### Dataset records
§

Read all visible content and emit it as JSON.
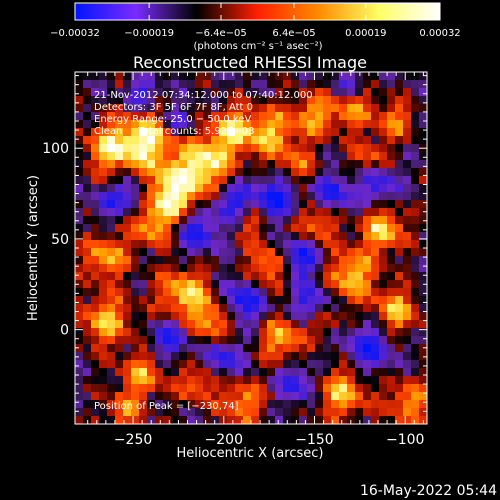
{
  "chart_data": {
    "type": "heatmap",
    "title": "Reconstructed RHESSI Image",
    "xlabel": "Heliocentric X (arcsec)",
    "ylabel": "Heliocentric Y (arcsec)",
    "xlim": [
      -282,
      -88
    ],
    "ylim": [
      -52,
      142
    ],
    "x_ticks": [
      {
        "value": -250,
        "label": "−250"
      },
      {
        "value": -200,
        "label": "−200"
      },
      {
        "value": -150,
        "label": "−150"
      },
      {
        "value": -100,
        "label": "−100"
      }
    ],
    "y_ticks": [
      {
        "value": 0,
        "label": "0"
      },
      {
        "value": 50,
        "label": "50"
      },
      {
        "value": 100,
        "label": "100"
      }
    ],
    "colorbar": {
      "range": [
        -0.00032,
        0.00032
      ],
      "colors": [
        "#0014ff",
        "#7a2cff",
        "#000000",
        "#ff2000",
        "#ff8a00",
        "#ffff66",
        "#ffffff"
      ],
      "ticks": [
        {
          "value": -0.00032,
          "label": "−0.00032"
        },
        {
          "value": -0.00019,
          "label": "−0.00019"
        },
        {
          "value": -6.4e-05,
          "label": "−6.4e−05"
        },
        {
          "value": 6.4e-05,
          "label": "6.4e−05"
        },
        {
          "value": 0.00019,
          "label": "0.00019"
        },
        {
          "value": 0.00032,
          "label": "0.00032"
        }
      ],
      "unit_label": "(photons cm⁻² s⁻¹ asec⁻²)"
    },
    "annotations": [
      "21-Nov-2012 07:34:12.000 to 07:40:12.000",
      "Detectors: 3F 5F 6F 7F 8F, Att 0",
      "Energy Range: 25.0 − 50.0 keV",
      "Clean     Total counts: 5.92E+03"
    ],
    "peak_label": "Position of Peak = [−230,74]",
    "grid": false
  },
  "footer": {
    "timestamp": "16-May-2022 05:44"
  }
}
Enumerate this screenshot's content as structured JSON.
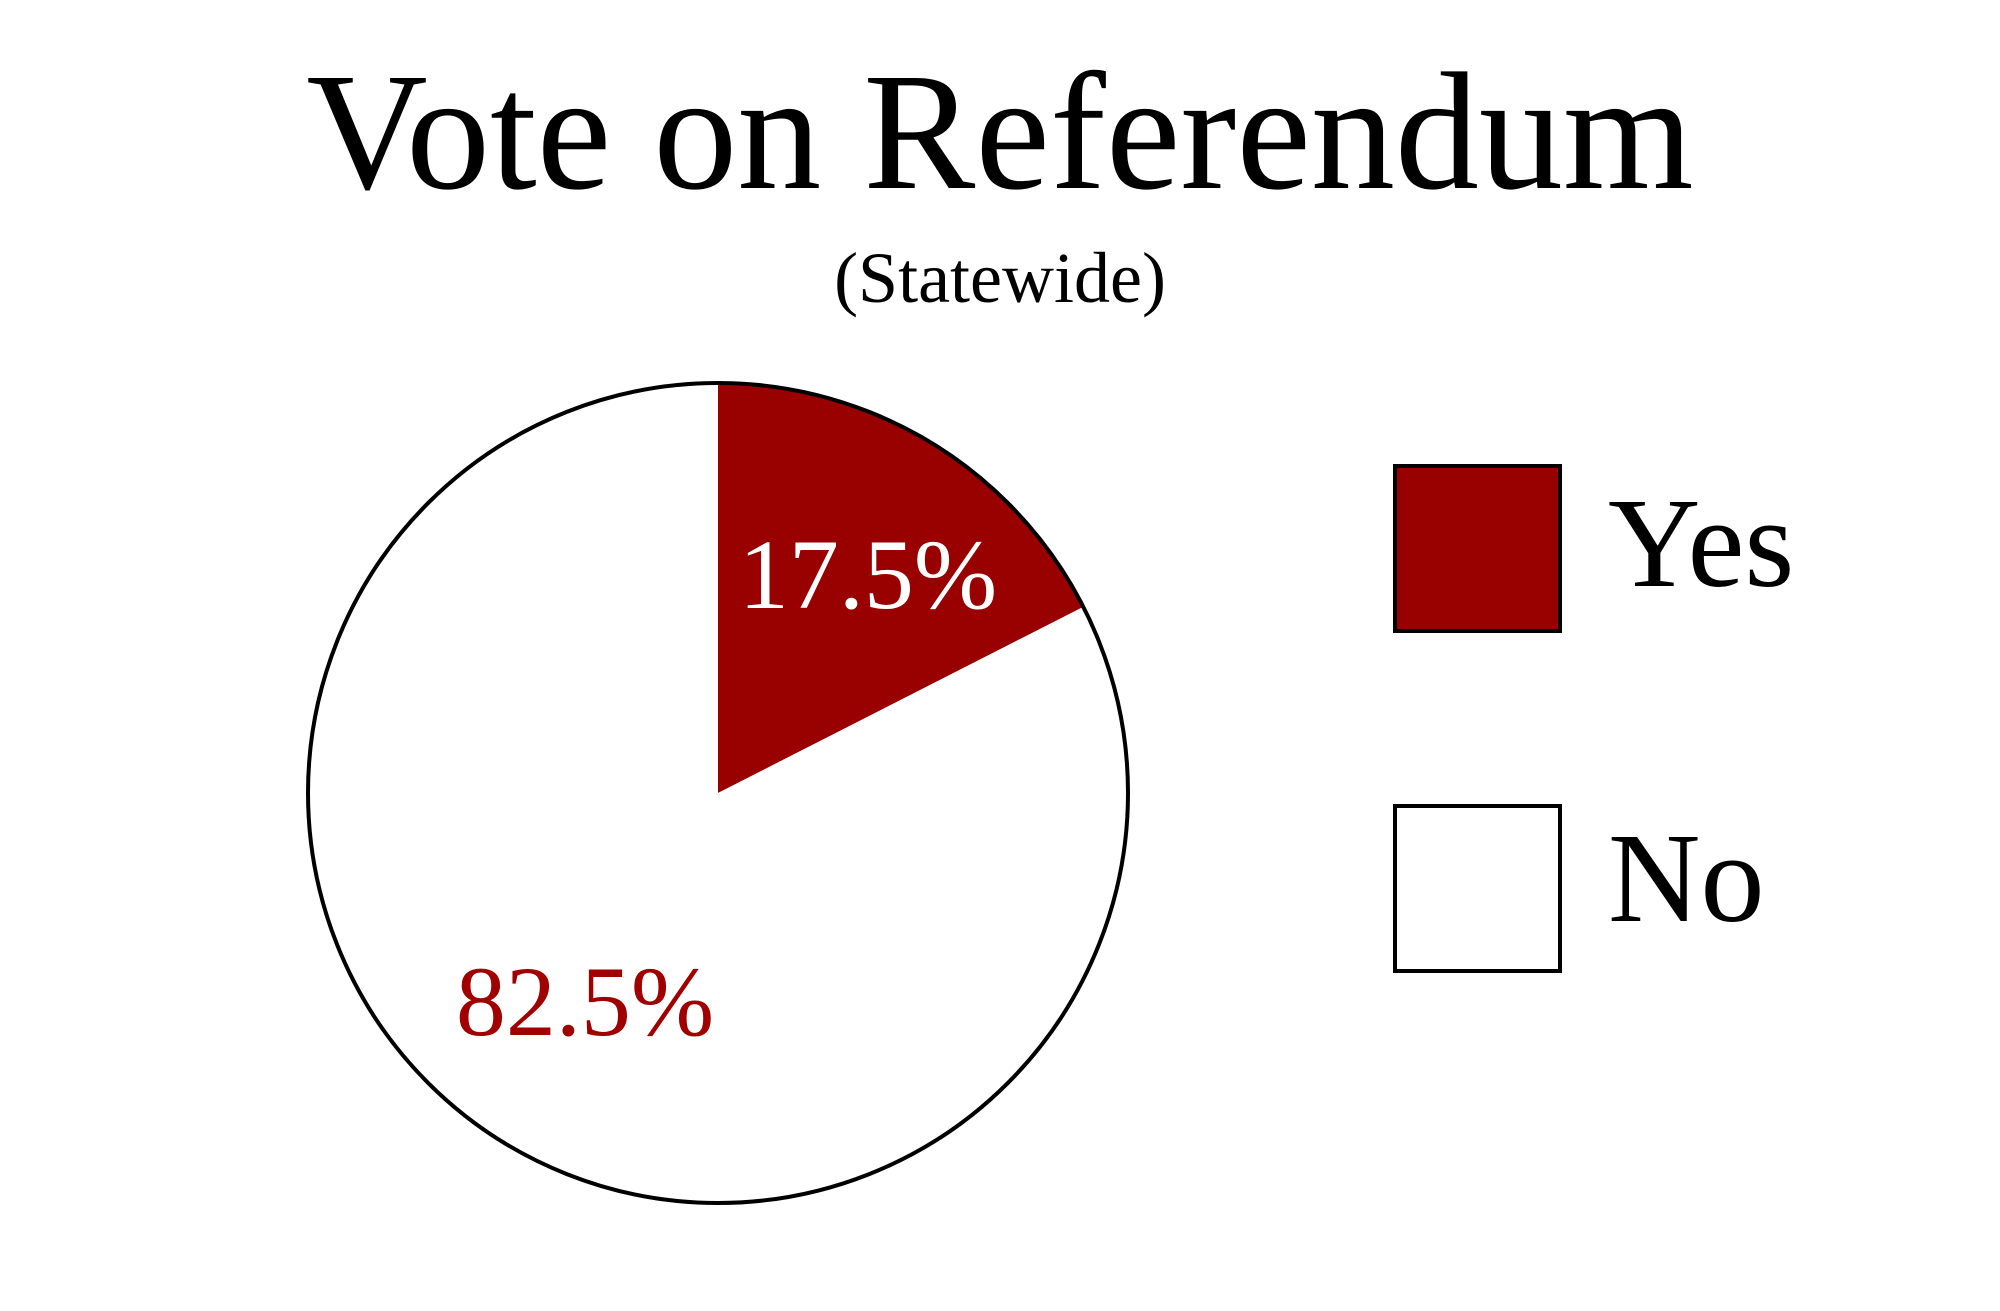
{
  "chart_data": {
    "type": "pie",
    "title": "Vote on Referendum",
    "subtitle": "(Statewide)",
    "legend_position": "right",
    "slices": [
      {
        "name": "Yes",
        "value": 17.5,
        "label": "17.5%",
        "color": "#990000",
        "label_color": "#ffffff"
      },
      {
        "name": "No",
        "value": 82.5,
        "label": "82.5%",
        "color": "#ffffff",
        "label_color": "#a00000"
      }
    ],
    "outline_color": "#000000"
  }
}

§

### Instructions for the task
Transcribe each line above verbatim, with the pictures left out.

### The solution
Read all visible content and emit it as JSON.
{
  "chart_data": {
    "type": "heatmap",
    "title": "Reconstructed RHESSI Image",
    "xlabel": "Heliocentric X (arcsec)",
    "ylabel": "Heliocentric Y (arcsec)",
    "xlim": [
      -282,
      -88
    ],
    "ylim": [
      -52,
      142
    ],
    "x_ticks": [
      {
        "value": -250,
        "label": "−250"
      },
      {
        "value": -200,
        "label": "−200"
      },
      {
        "value": -150,
        "label": "−150"
      },
      {
        "value": -100,
        "label": "−100"
      }
    ],
    "y_ticks": [
      {
        "value": 0,
        "label": "0"
      },
      {
        "value": 50,
        "label": "50"
      },
      {
        "value": 100,
        "label": "100"
      }
    ],
    "colorbar": {
      "range": [
        -0.00032,
        0.00032
      ],
      "colors": [
        "#0014ff",
        "#7a2cff",
        "#000000",
        "#ff2000",
        "#ff8a00",
        "#ffff66",
        "#ffffff"
      ],
      "ticks": [
        {
          "value": -0.00032,
          "label": "−0.00032"
        },
        {
          "value": -0.00019,
          "label": "−0.00019"
        },
        {
          "value": -6.4e-05,
          "label": "−6.4e−05"
        },
        {
          "value": 6.4e-05,
          "label": "6.4e−05"
        },
        {
          "value": 0.00019,
          "label": "0.00019"
        },
        {
          "value": 0.00032,
          "label": "0.00032"
        }
      ],
      "unit_label": "(photons cm⁻² s⁻¹ asec⁻²)"
    },
    "annotations": [
      "21-Nov-2012 07:34:12.000 to 07:40:12.000",
      "Detectors: 3F 5F 6F 7F 8F, Att 0",
      "Energy Range: 25.0 − 50.0 keV",
      "Clean     Total counts: 5.92E+03"
    ],
    "peak_label": "Position of Peak = [−230,74]",
    "grid": false
  },
  "footer": {
    "timestamp": "16-May-2022 05:44"
  }
}
Enumerate this screenshot's content as structured JSON.
{
  "chart_data": {
    "type": "pie",
    "title": "Vote on Referendum",
    "subtitle": "(Statewide)",
    "legend_position": "right",
    "slices": [
      {
        "name": "Yes",
        "value": 17.5,
        "label": "17.5%",
        "color": "#990000",
        "label_color": "#ffffff"
      },
      {
        "name": "No",
        "value": 82.5,
        "label": "82.5%",
        "color": "#ffffff",
        "label_color": "#a00000"
      }
    ],
    "outline_color": "#000000"
  }
}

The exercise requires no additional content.